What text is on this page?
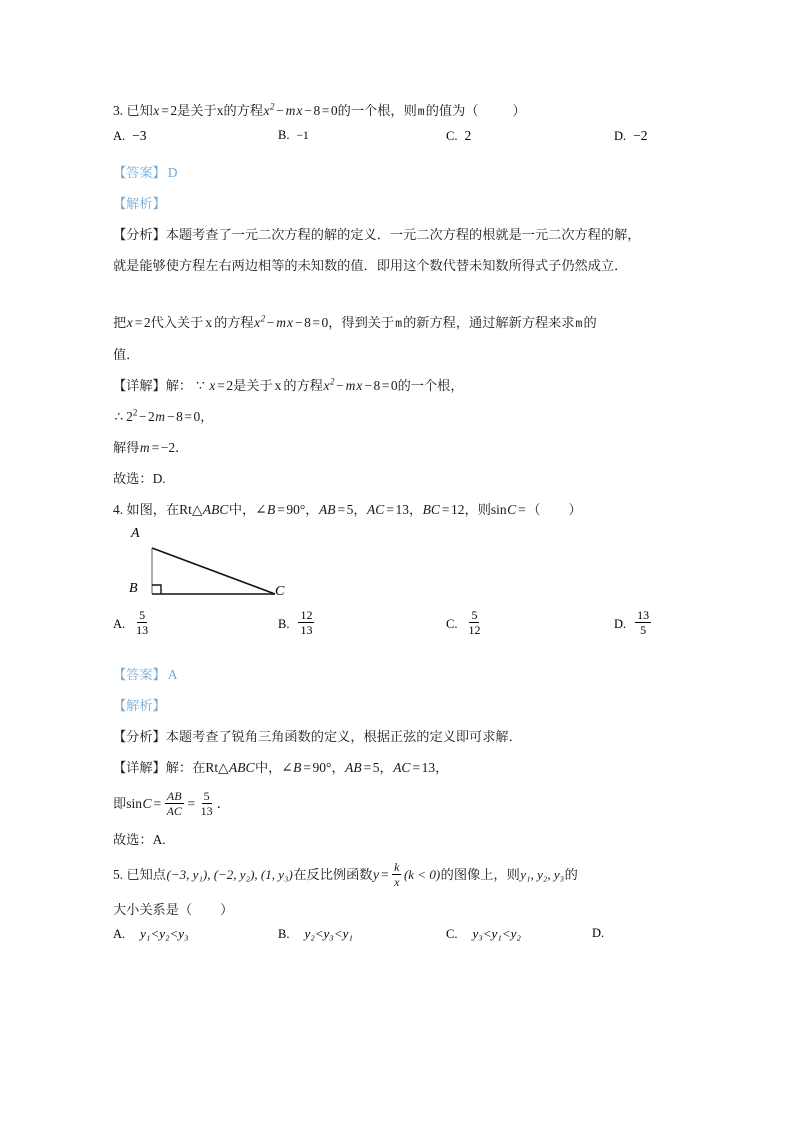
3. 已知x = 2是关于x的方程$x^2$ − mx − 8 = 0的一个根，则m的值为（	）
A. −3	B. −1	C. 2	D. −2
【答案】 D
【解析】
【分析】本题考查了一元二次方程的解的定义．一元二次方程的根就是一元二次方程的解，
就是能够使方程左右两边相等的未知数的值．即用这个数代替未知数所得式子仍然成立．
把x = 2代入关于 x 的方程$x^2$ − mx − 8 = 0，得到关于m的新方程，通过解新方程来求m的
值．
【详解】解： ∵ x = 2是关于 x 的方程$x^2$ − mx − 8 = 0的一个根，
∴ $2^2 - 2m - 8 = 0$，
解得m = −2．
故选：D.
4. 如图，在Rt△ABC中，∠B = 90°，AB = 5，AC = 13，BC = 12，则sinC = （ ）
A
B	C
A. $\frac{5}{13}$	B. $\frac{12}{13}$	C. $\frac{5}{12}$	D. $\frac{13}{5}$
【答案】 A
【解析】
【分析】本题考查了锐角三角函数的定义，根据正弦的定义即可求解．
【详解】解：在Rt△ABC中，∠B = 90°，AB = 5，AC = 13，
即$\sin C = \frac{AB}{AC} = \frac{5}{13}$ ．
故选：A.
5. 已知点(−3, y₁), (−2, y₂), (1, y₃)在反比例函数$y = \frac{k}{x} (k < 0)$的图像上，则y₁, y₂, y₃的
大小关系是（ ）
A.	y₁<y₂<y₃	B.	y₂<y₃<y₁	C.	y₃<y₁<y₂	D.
==
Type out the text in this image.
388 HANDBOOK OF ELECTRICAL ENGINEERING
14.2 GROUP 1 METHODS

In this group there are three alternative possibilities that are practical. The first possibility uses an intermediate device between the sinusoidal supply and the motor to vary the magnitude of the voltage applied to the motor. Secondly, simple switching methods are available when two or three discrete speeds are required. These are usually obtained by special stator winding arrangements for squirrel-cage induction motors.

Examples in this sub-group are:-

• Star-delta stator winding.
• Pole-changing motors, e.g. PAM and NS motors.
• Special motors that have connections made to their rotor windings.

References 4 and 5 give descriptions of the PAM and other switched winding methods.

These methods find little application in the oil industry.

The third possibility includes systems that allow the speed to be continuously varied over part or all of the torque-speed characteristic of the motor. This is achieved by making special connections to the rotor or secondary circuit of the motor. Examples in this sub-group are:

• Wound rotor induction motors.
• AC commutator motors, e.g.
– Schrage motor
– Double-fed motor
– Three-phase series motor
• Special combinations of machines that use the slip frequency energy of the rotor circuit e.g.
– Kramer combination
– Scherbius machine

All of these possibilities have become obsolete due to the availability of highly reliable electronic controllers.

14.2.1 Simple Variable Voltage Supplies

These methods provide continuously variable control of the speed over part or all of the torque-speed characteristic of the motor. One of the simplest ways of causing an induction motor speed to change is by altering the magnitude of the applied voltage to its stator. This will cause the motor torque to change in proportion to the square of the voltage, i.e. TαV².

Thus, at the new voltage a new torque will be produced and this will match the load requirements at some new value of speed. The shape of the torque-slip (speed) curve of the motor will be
...
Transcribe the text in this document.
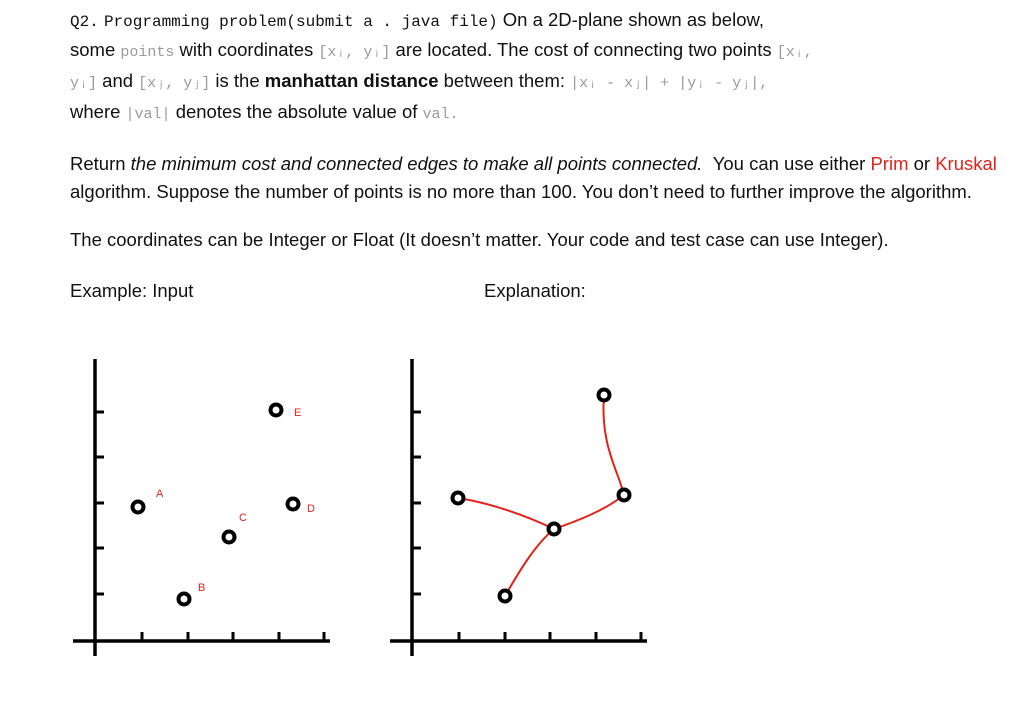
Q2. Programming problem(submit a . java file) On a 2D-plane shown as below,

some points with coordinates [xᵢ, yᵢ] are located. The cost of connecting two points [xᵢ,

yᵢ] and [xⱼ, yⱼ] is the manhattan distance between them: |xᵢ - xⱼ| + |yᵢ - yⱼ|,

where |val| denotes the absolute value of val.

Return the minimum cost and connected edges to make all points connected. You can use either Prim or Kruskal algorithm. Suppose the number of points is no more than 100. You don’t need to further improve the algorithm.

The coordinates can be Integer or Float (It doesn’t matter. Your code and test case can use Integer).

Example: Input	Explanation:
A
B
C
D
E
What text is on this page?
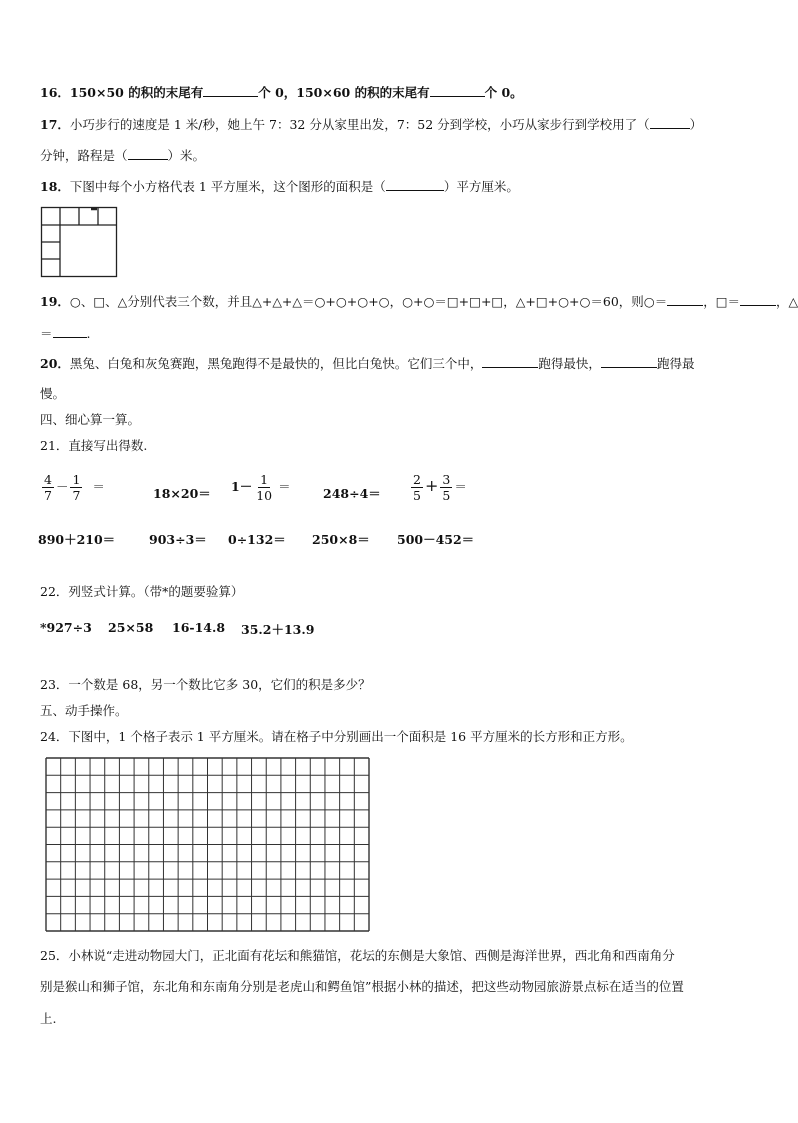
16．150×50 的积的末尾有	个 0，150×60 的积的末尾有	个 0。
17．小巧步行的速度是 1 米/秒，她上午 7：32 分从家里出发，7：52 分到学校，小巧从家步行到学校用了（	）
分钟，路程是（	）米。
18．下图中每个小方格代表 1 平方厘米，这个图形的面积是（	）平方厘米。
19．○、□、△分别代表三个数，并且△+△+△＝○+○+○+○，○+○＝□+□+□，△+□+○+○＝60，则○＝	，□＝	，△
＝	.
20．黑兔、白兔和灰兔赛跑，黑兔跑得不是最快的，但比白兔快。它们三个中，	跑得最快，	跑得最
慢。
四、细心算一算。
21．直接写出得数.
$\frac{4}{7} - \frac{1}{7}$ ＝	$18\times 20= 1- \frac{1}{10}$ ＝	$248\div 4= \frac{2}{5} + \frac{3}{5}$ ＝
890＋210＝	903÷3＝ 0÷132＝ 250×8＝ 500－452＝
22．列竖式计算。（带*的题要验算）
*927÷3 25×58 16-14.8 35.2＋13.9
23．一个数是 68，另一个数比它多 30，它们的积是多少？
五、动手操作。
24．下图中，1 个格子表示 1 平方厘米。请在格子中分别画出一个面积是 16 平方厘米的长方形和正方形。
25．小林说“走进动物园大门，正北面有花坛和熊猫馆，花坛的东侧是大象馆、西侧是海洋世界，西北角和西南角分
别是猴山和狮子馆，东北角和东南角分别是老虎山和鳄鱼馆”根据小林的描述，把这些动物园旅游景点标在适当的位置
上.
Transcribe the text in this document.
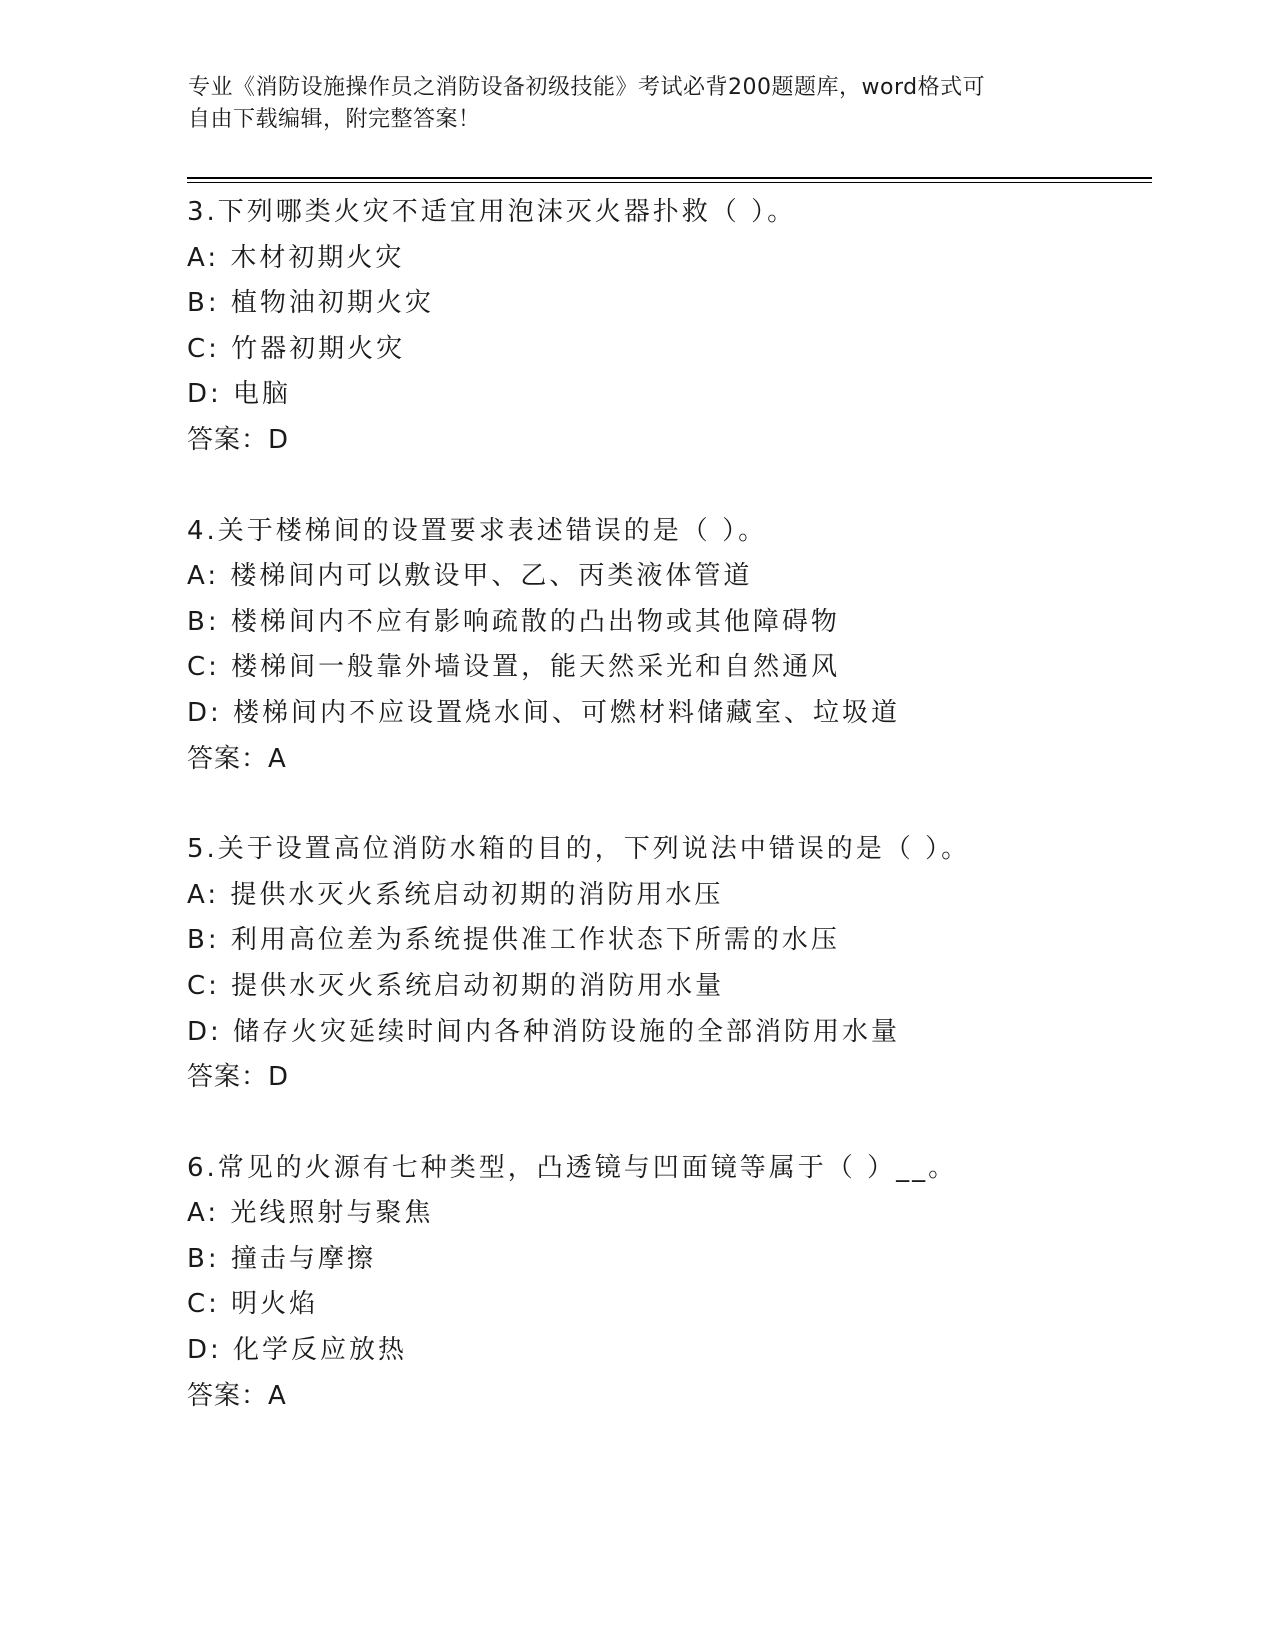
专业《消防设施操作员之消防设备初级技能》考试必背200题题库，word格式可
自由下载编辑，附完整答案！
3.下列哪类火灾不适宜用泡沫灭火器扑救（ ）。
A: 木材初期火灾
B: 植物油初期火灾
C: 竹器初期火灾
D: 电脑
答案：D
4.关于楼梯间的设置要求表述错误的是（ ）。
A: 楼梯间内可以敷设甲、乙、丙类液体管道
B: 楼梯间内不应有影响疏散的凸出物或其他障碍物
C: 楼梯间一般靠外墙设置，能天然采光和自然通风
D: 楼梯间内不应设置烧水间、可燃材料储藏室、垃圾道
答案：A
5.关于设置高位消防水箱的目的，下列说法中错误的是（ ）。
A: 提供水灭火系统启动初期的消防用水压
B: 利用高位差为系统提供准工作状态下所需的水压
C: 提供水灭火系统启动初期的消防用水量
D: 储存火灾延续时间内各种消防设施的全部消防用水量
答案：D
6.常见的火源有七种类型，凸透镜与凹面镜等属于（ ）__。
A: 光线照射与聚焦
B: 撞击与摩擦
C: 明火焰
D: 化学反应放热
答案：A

_Set problem_. Each line holding the word "circuit" counts once; report the total and nothing else.

_Task output_. 2